◆ Task to carry out
Write out the records word for word, with no pictures.

◆ Provided entries

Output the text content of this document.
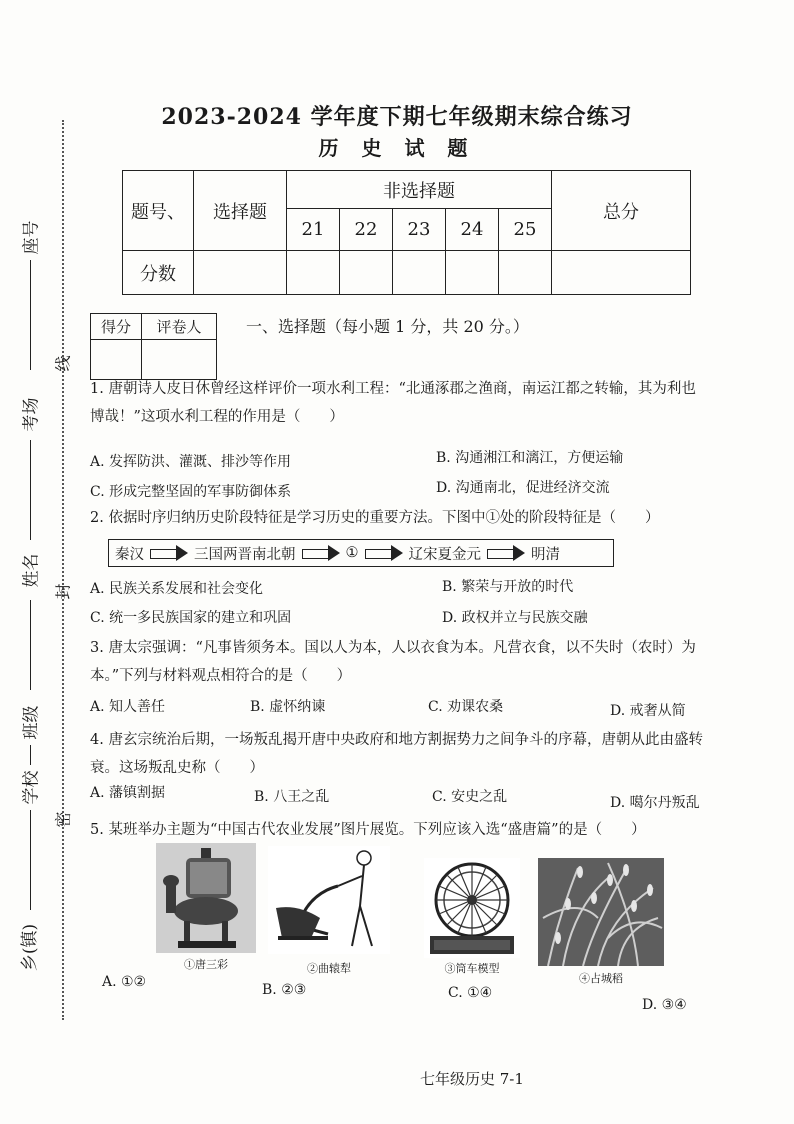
座号
考场
姓名
班级
学校
乡(镇)
线
封
密
2023-2024 学年度下期七年级期末综合练习
历 史 试 题
题号、	选择题	非选择题					总分
		21	22	23	24	25	
分数							
得分	评卷人
		一、选择题（每小题 1 分，共 20 分。）
1. 唐朝诗人皮日休曾经这样评价一项水利工程：“北通涿郡之渔商，南运江都之转输，其为利也
博哉！”这项水利工程的作用是（　　）
A. 发挥防洪、灌溉、排沙等作用	B. 沟通湘江和漓江，方便运输
C. 形成完整坚固的军事防御体系	D. 沟通南北，促进经济交流
2. 依据时序归纳历史阶段特征是学习历史的重要方法。下图中①处的阶段特征是（　　）
秦汉	三国两晋南北朝	①	辽宋夏金元	明清
A. 民族关系发展和社会变化	B. 繁荣与开放的时代
C. 统一多民族国家的建立和巩固	D. 政权并立与民族交融
3. 唐太宗强调：“凡事皆须务本。国以人为本，人以衣食为本。凡营衣食，以不失时（农时）为
本。”下列与材料观点相符合的是（　　）
A. 知人善任	B. 虚怀纳谏	C. 劝课农桑	D. 戒奢从简
4. 唐玄宗统治后期，一场叛乱揭开唐中央政府和地方割据势力之间争斗的序幕，唐朝从此由盛转
衰。这场叛乱史称（　　）
A. 藩镇割据	B. 八王之乱	C. 安史之乱	D. 噶尔丹叛乱
5. 某班举办主题为“中国古代农业发展”图片展览。下列应该入选“盛唐篇”的是（　　）
①唐三彩	②曲辕犁	③筒车模型
④占城稻
A. ①②	B. ②③	C. ①④
D. ③④
七年级历史 7-1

◆ Task solution
Output the text content of this document.
座号
考场
姓名
班级
学校
乡(镇)
线
封
密
2023-2024 学年度下期七年级期末综合练习
历 史 试 题
题号、	选择题	非选择题					总分
		21	22	23	24	25	
分数							
得分	评卷人
		一、选择题（每小题 1 分，共 20 分。）
1. 唐朝诗人皮日休曾经这样评价一项水利工程：“北通涿郡之渔商，南运江都之转输，其为利也
博哉！”这项水利工程的作用是（　　）
A. 发挥防洪、灌溉、排沙等作用	B. 沟通湘江和漓江，方便运输
C. 形成完整坚固的军事防御体系	D. 沟通南北，促进经济交流
2. 依据时序归纳历史阶段特征是学习历史的重要方法。下图中①处的阶段特征是（　　）
秦汉	三国两晋南北朝	①	辽宋夏金元	明清
A. 民族关系发展和社会变化	B. 繁荣与开放的时代
C. 统一多民族国家的建立和巩固	D. 政权并立与民族交融
3. 唐太宗强调：“凡事皆须务本。国以人为本，人以衣食为本。凡营衣食，以不失时（农时）为
本。”下列与材料观点相符合的是（　　）
A. 知人善任	B. 虚怀纳谏	C. 劝课农桑	D. 戒奢从简
4. 唐玄宗统治后期，一场叛乱揭开唐中央政府和地方割据势力之间争斗的序幕，唐朝从此由盛转
衰。这场叛乱史称（　　）
A. 藩镇割据	B. 八王之乱	C. 安史之乱	D. 噶尔丹叛乱
5. 某班举办主题为“中国古代农业发展”图片展览。下列应该入选“盛唐篇”的是（　　）
①唐三彩	②曲辕犁	③筒车模型
④占城稻
A. ①②	B. ②③	C. ①④
D. ③④
七年级历史 7-1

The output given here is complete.